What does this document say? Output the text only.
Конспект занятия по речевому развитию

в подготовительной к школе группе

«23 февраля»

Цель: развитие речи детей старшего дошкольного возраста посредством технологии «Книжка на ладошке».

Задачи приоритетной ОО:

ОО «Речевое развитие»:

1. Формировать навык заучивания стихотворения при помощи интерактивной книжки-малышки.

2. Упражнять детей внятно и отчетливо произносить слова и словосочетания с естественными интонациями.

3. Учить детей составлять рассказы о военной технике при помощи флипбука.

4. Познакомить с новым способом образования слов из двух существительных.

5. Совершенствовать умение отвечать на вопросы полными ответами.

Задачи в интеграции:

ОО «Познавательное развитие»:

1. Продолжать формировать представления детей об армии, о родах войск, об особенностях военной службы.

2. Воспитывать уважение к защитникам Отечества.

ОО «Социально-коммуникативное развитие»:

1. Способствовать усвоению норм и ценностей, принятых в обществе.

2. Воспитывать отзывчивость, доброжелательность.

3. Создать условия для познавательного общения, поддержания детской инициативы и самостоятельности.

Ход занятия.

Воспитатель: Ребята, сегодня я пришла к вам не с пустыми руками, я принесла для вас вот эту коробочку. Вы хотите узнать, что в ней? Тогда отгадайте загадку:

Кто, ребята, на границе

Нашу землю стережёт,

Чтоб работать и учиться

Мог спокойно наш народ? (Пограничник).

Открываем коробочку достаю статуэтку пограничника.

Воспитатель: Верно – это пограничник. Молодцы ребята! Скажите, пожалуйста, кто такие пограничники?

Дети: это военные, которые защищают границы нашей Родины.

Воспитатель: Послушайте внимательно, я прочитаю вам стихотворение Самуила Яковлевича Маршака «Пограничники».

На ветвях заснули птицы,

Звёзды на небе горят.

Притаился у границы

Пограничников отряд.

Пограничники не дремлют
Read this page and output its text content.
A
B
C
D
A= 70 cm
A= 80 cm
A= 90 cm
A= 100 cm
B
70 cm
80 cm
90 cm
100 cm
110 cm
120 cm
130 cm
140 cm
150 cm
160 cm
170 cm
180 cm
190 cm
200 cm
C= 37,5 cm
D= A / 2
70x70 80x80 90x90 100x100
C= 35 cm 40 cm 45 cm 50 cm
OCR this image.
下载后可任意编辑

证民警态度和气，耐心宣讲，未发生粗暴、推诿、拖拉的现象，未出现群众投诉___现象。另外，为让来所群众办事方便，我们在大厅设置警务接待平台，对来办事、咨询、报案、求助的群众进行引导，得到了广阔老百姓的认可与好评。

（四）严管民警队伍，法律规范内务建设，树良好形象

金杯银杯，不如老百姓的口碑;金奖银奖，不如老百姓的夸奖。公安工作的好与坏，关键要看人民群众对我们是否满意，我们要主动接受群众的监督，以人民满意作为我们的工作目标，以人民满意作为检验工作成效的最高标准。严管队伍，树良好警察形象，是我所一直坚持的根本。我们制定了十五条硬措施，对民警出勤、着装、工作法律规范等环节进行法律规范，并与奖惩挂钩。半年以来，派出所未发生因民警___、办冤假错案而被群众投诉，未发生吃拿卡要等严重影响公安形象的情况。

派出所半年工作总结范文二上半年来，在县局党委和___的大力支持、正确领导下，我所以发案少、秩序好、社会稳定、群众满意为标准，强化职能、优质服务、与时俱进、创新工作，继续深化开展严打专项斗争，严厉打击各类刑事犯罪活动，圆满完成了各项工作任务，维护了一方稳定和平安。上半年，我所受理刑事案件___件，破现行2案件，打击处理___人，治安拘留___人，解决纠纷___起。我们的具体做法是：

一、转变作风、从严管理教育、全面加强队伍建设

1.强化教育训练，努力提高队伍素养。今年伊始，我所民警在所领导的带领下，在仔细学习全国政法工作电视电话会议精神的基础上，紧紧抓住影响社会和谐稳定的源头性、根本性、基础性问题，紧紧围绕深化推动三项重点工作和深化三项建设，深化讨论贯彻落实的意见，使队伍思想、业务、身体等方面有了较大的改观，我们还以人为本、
##########
> [What this task involves] Give back the whole listing exactly as it reads.

> [Written reply]
What does this document say? Output the text only.
Конспект занятия по речевому развитию

в подготовительной к школе группе

«23 февраля»

Цель: развитие речи детей старшего дошкольного возраста посредством технологии «Книжка на ладошке».

Задачи приоритетной ОО:

ОО «Речевое развитие»:

1. Формировать навык заучивания стихотворения при помощи интерактивной книжки-малышки.

2. Упражнять детей внятно и отчетливо произносить слова и словосочетания с естественными интонациями.

3. Учить детей составлять рассказы о военной технике при помощи флипбука.

4. Познакомить с новым способом образования слов из двух существительных.

5. Совершенствовать умение отвечать на вопросы полными ответами.

Задачи в интеграции:

ОО «Познавательное развитие»:

1. Продолжать формировать представления детей об армии, о родах войск, об особенностях военной службы.

2. Воспитывать уважение к защитникам Отечества.

ОО «Социально-коммуникативное развитие»:

1. Способствовать усвоению норм и ценностей, принятых в обществе.

2. Воспитывать отзывчивость, доброжелательность.

3. Создать условия для познавательного общения, поддержания детской инициативы и самостоятельности.

Ход занятия.

Воспитатель: Ребята, сегодня я пришла к вам не с пустыми руками, я принесла для вас вот эту коробочку. Вы хотите узнать, что в ней? Тогда отгадайте загадку:

Кто, ребята, на границе

Нашу землю стережёт,

Чтоб работать и учиться

Мог спокойно наш народ? (Пограничник).

Открываем коробочку достаю статуэтку пограничника.

Воспитатель: Верно – это пограничник. Молодцы ребята! Скажите, пожалуйста, кто такие пограничники?

Дети: это военные, которые защищают границы нашей Родины.

Воспитатель: Послушайте внимательно, я прочитаю вам стихотворение Самуила Яковлевича Маршака «Пограничники».

На ветвях заснули птицы,

Звёзды на небе горят.

Притаился у границы

Пограничников отряд.

Пограничники не дремлют
Read this page and output its text content.
A
B
C
D
A= 70 cm
A= 80 cm
A= 90 cm
A= 100 cm
B
70 cm
80 cm
90 cm
100 cm
110 cm
120 cm
130 cm
140 cm
150 cm
160 cm
170 cm
180 cm
190 cm
200 cm
C= 37,5 cm
D= A / 2
70x70 80x80 90x90 100x100
C= 35 cm 40 cm 45 cm 50 cm
OCR this image.
下载后可任意编辑

证民警态度和气，耐心宣讲，未发生粗暴、推诿、拖拉的现象，未出现群众投诉___现象。另外，为让来所群众办事方便，我们在大厅设置警务接待平台，对来办事、咨询、报案、求助的群众进行引导，得到了广阔老百姓的认可与好评。

（四）严管民警队伍，法律规范内务建设，树良好形象

金杯银杯，不如老百姓的口碑;金奖银奖，不如老百姓的夸奖。公安工作的好与坏，关键要看人民群众对我们是否满意，我们要主动接受群众的监督，以人民满意作为我们的工作目标，以人民满意作为检验工作成效的最高标准。严管队伍，树良好警察形象，是我所一直坚持的根本。我们制定了十五条硬措施，对民警出勤、着装、工作法律规范等环节进行法律规范，并与奖惩挂钩。半年以来，派出所未发生因民警___、办冤假错案而被群众投诉，未发生吃拿卡要等严重影响公安形象的情况。

派出所半年工作总结范文二上半年来，在县局党委和___的大力支持、正确领导下，我所以发案少、秩序好、社会稳定、群众满意为标准，强化职能、优质服务、与时俱进、创新工作，继续深化开展严打专项斗争，严厉打击各类刑事犯罪活动，圆满完成了各项工作任务，维护了一方稳定和平安。上半年，我所受理刑事案件___件，破现行2案件，打击处理___人，治安拘留___人，解决纠纷___起。我们的具体做法是：

一、转变作风、从严管理教育、全面加强队伍建设

1.强化教育训练，努力提高队伍素养。今年伊始，我所民警在所领导的带领下，在仔细学习全国政法工作电视电话会议精神的基础上，紧紧抓住影响社会和谐稳定的源头性、根本性、基础性问题，紧紧围绕深化推动三项重点工作和深化三项建设，深化讨论贯彻落实的意见，使队伍思想、业务、身体等方面有了较大的改观，我们还以人为本、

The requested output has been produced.